* Start ENTRIES SUPPLIED *

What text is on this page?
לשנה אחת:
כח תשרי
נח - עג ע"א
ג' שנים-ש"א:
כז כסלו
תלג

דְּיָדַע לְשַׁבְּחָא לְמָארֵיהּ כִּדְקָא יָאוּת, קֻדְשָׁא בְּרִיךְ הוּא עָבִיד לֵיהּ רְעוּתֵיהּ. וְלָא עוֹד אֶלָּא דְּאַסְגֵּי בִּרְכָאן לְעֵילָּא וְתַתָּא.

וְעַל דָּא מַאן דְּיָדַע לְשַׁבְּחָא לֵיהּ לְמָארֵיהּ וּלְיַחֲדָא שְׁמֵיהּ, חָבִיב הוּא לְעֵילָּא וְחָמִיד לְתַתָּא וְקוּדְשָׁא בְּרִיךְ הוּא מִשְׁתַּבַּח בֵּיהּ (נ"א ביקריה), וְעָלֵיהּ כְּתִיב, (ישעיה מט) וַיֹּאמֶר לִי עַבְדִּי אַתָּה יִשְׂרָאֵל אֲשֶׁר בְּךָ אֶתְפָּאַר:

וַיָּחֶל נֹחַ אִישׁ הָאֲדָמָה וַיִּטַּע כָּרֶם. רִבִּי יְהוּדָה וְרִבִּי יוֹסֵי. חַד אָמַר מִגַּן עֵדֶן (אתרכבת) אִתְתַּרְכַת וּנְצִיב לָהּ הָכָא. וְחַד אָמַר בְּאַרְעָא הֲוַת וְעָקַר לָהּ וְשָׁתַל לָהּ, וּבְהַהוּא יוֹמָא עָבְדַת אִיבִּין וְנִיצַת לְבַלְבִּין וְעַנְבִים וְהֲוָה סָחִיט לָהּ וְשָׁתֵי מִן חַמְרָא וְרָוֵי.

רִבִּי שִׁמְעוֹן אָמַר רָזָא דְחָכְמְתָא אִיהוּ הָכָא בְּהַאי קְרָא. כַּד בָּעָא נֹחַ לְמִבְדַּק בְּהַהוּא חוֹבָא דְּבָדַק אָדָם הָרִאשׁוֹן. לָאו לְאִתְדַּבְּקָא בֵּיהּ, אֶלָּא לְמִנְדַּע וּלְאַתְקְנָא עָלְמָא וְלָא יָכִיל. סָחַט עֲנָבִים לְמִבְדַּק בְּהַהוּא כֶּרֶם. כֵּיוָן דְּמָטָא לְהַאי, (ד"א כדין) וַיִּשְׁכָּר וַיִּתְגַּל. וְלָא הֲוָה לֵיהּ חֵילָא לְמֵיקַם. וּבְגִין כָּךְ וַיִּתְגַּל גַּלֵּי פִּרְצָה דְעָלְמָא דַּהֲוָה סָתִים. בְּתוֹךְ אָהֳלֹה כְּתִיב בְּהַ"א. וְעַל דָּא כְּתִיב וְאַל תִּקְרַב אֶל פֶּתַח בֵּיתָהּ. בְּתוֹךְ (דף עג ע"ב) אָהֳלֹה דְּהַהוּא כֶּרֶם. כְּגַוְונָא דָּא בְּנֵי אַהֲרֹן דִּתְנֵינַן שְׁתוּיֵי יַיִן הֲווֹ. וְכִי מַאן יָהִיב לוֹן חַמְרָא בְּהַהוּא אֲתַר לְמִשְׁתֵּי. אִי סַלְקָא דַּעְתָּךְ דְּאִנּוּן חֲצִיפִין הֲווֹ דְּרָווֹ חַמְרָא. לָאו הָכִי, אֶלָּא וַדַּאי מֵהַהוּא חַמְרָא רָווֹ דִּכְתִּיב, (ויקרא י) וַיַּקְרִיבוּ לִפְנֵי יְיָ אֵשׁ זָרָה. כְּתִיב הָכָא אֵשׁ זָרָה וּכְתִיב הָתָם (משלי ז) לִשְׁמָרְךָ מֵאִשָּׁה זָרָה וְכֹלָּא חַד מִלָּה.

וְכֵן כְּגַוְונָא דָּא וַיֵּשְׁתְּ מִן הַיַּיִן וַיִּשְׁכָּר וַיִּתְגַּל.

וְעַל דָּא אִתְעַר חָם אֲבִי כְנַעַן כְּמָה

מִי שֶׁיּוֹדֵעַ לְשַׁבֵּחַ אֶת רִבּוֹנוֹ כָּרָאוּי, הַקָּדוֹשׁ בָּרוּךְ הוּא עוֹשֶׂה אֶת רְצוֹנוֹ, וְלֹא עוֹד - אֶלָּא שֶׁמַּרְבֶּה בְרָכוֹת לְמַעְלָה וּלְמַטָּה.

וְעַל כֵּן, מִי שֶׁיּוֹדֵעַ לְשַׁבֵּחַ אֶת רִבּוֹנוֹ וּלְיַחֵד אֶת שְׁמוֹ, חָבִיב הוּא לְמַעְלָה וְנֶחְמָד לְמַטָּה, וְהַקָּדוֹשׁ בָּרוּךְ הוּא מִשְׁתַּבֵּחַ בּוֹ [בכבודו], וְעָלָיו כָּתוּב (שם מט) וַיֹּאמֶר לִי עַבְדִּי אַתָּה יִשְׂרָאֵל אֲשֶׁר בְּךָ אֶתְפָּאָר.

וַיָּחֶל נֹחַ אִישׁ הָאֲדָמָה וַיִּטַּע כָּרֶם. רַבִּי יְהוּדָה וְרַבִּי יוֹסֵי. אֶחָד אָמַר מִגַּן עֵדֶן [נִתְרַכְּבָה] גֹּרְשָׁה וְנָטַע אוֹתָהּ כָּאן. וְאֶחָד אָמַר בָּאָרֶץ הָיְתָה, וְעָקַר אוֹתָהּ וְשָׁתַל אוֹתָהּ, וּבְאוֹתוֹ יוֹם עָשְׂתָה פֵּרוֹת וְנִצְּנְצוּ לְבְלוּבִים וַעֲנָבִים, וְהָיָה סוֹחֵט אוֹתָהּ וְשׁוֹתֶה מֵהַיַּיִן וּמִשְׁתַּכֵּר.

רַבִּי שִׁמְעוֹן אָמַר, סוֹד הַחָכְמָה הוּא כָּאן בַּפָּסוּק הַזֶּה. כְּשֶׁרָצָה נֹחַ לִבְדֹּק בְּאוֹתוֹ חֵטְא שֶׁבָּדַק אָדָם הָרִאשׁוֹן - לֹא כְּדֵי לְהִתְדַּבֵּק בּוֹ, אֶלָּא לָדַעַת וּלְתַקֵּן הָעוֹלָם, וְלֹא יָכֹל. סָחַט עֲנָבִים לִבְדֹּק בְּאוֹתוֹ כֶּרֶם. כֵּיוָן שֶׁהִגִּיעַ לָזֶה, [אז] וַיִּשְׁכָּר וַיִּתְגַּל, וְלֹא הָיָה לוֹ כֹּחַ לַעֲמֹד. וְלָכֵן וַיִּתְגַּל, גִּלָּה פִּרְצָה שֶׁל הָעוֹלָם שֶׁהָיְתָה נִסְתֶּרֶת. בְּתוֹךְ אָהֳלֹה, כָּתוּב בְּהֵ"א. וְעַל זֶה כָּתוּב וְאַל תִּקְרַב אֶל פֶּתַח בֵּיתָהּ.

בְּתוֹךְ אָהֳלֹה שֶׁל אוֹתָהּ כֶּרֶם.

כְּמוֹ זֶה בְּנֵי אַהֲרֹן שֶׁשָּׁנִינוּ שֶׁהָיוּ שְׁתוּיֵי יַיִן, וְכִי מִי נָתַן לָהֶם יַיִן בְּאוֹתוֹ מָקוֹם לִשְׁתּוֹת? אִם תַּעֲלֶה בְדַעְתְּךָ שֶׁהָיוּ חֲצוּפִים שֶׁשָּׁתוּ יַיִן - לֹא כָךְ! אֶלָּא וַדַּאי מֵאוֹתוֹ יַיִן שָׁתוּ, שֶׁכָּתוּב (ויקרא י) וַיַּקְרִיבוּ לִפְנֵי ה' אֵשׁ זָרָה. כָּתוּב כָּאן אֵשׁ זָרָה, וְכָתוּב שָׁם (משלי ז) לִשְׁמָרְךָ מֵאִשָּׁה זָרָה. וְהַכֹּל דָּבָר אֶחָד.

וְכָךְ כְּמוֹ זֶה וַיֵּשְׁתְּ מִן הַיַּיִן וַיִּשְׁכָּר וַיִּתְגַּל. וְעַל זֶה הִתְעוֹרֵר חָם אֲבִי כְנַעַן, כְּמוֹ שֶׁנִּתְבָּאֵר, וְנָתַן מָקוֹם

* End ENTRIES SUPPLIED *

■ **OBJECTIVE**: Report all lines of the material that contain the word "ויקרא".

■ **RESULT OF THE EXERCISE**:
רִבִּי שִׁמְעוֹן אָמַר רָזָא דְחָכְמְתָא אִיהוּ הָכָא בְּהַאי קְרָא. כַּד בָּעָא נֹחַ לְמִבְדַּק בְּהַהוּא חוֹבָא דְּבָדַק אָדָם הָרִאשׁוֹן. לָאו לְאִתְדַּבְּקָא בֵּיהּ, אֶלָּא לְמִנְדַּע וּלְאַתְקְנָא עָלְמָא וְלָא יָכִיל. סָחַט עֲנָבִים לְמִבְדַּק בְּהַהוּא כֶּרֶם. כֵּיוָן דְּמָטָא לְהַאי, (ד"א כדין) וַיִּשְׁכָּר וַיִּתְגַּל. וְלָא הֲוָה לֵיהּ חֵילָא לְמֵיקַם. וּבְגִין כָּךְ וַיִּתְגַּל גַּלֵּי פִּרְצָה דְעָלְמָא דַּהֲוָה סָתִים. בְּתוֹךְ אָהֳלֹה כְּתִיב בְּהַ"א. וְעַל דָּא כְּתִיב וְאַל תִּקְרַב אֶל פֶּתַח בֵּיתָהּ. בְּתוֹךְ (דף עג ע"ב) אָהֳלֹה דְּהַהוּא כֶּרֶם. כְּגַוְונָא דָּא בְּנֵי אַהֲרֹן דִּתְנֵינַן שְׁתוּיֵי יַיִן הֲווֹ. וְכִי מַאן יָהִיב לוֹן חַמְרָא בְּהַהוּא אֲתַר לְמִשְׁתֵּי. אִי סַלְקָא דַּעְתָּךְ דְּאִנּוּן חֲצִיפִין הֲווֹ דְּרָווֹ חַמְרָא. לָאו הָכִי, אֶלָּא וַדַּאי מֵהַהוּא חַמְרָא רָווֹ דִּכְתִּיב, (ויקרא י) וַיַּקְרִיבוּ לִפְנֵי יְיָ אֵשׁ זָרָה. כְּתִיב הָכָא אֵשׁ זָרָה וּכְתִיב הָתָם (משלי ז) לִשְׁמָרְךָ מֵאִשָּׁה זָרָה וְכֹלָּא חַד מִלָּה.
כְּמוֹ זֶה בְּנֵי אַהֲרֹן שֶׁשָּׁנִינוּ שֶׁהָיוּ שְׁתוּיֵי יַיִן, וְכִי מִי נָתַן לָהֶם יַיִן בְּאוֹתוֹ מָקוֹם לִשְׁתּוֹת? אִם תַּעֲלֶה בְדַעְתְּךָ שֶׁהָיוּ חֲצוּפִים שֶׁשָּׁתוּ יַיִן - לֹא כָךְ! אֶלָּא וַדַּאי מֵאוֹתוֹ יַיִן שָׁתוּ, שֶׁכָּתוּב (ויקרא י) וַיַּקְרִיבוּ לִפְנֵי ה' אֵשׁ זָרָה. כָּתוּב כָּאן אֵשׁ זָרָה, וְכָתוּב שָׁם (משלי ז) לִשְׁמָרְךָ מֵאִשָּׁה זָרָה. וְהַכֹּל דָּבָר אֶחָד.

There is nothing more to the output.